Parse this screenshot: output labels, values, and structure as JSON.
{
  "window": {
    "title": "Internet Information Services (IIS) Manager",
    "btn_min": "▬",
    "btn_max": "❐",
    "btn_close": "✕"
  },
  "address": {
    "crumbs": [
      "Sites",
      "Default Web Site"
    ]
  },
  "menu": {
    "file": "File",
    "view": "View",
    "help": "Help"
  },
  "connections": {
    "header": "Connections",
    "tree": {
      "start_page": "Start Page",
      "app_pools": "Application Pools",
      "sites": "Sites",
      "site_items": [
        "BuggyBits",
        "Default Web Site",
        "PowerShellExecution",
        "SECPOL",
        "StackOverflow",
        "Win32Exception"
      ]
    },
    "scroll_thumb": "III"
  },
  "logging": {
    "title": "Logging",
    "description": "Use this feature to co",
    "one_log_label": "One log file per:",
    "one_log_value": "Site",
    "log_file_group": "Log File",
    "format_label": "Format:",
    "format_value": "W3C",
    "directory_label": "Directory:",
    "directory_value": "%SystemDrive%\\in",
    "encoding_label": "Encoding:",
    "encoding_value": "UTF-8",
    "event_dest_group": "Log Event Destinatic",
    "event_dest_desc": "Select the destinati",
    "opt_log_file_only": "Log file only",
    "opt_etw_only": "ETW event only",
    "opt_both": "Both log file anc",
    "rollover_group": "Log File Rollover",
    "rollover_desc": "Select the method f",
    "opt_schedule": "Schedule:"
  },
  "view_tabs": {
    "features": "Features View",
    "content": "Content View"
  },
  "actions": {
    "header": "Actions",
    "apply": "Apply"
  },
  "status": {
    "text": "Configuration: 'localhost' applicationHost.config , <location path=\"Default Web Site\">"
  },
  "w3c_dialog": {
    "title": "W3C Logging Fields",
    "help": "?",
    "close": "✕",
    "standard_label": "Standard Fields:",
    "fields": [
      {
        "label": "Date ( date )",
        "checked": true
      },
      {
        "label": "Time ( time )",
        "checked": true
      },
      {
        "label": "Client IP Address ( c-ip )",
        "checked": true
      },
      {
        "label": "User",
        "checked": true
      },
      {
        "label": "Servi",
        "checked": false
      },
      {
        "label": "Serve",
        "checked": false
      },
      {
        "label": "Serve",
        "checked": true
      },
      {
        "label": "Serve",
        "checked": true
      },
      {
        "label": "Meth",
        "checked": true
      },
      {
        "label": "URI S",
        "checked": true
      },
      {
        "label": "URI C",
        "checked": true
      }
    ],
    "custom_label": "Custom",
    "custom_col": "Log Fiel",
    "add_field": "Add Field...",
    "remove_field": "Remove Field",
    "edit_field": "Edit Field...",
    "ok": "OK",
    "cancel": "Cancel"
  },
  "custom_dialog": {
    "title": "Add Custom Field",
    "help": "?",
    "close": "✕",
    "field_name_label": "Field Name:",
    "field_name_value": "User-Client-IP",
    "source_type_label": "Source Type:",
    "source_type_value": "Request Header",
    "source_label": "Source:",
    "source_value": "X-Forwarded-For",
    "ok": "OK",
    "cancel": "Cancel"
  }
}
□ □ □ □
Output the data above exactly, please, line for line.

#### Finished exercise:
Parse this screenshot: output labels, values, and structure as JSON.
{
  "window": {
    "title": "Internet Information Services (IIS) Manager",
    "btn_min": "▬",
    "btn_max": "❐",
    "btn_close": "✕"
  },
  "address": {
    "crumbs": [
      "Sites",
      "Default Web Site"
    ]
  },
  "menu": {
    "file": "File",
    "view": "View",
    "help": "Help"
  },
  "connections": {
    "header": "Connections",
    "tree": {
      "start_page": "Start Page",
      "app_pools": "Application Pools",
      "sites": "Sites",
      "site_items": [
        "BuggyBits",
        "Default Web Site",
        "PowerShellExecution",
        "SECPOL",
        "StackOverflow",
        "Win32Exception"
      ]
    },
    "scroll_thumb": "III"
  },
  "logging": {
    "title": "Logging",
    "description": "Use this feature to co",
    "one_log_label": "One log file per:",
    "one_log_value": "Site",
    "log_file_group": "Log File",
    "format_label": "Format:",
    "format_value": "W3C",
    "directory_label": "Directory:",
    "directory_value": "%SystemDrive%\\in",
    "encoding_label": "Encoding:",
    "encoding_value": "UTF-8",
    "event_dest_group": "Log Event Destinatic",
    "event_dest_desc": "Select the destinati",
    "opt_log_file_only": "Log file only",
    "opt_etw_only": "ETW event only",
    "opt_both": "Both log file anc",
    "rollover_group": "Log File Rollover",
    "rollover_desc": "Select the method f",
    "opt_schedule": "Schedule:"
  },
  "view_tabs": {
    "features": "Features View",
    "content": "Content View"
  },
  "actions": {
    "header": "Actions",
    "apply": "Apply"
  },
  "status": {
    "text": "Configuration: 'localhost' applicationHost.config , <location path=\"Default Web Site\">"
  },
  "w3c_dialog": {
    "title": "W3C Logging Fields",
    "help": "?",
    "close": "✕",
    "standard_label": "Standard Fields:",
    "fields": [
      {
        "label": "Date ( date )",
        "checked": true
      },
      {
        "label": "Time ( time )",
        "checked": true
      },
      {
        "label": "Client IP Address ( c-ip )",
        "checked": true
      },
      {
        "label": "User",
        "checked": true
      },
      {
        "label": "Servi",
        "checked": false
      },
      {
        "label": "Serve",
        "checked": false
      },
      {
        "label": "Serve",
        "checked": true
      },
      {
        "label": "Serve",
        "checked": true
      },
      {
        "label": "Meth",
        "checked": true
      },
      {
        "label": "URI S",
        "checked": true
      },
      {
        "label": "URI C",
        "checked": true
      }
    ],
    "custom_label": "Custom",
    "custom_col": "Log Fiel",
    "add_field": "Add Field...",
    "remove_field": "Remove Field",
    "edit_field": "Edit Field...",
    "ok": "OK",
    "cancel": "Cancel"
  },
  "custom_dialog": {
    "title": "Add Custom Field",
    "help": "?",
    "close": "✕",
    "field_name_label": "Field Name:",
    "field_name_value": "User-Client-IP",
    "source_type_label": "Source Type:",
    "source_type_value": "Request Header",
    "source_label": "Source:",
    "source_value": "X-Forwarded-For",
    "ok": "OK",
    "cancel": "Cancel"
  }
}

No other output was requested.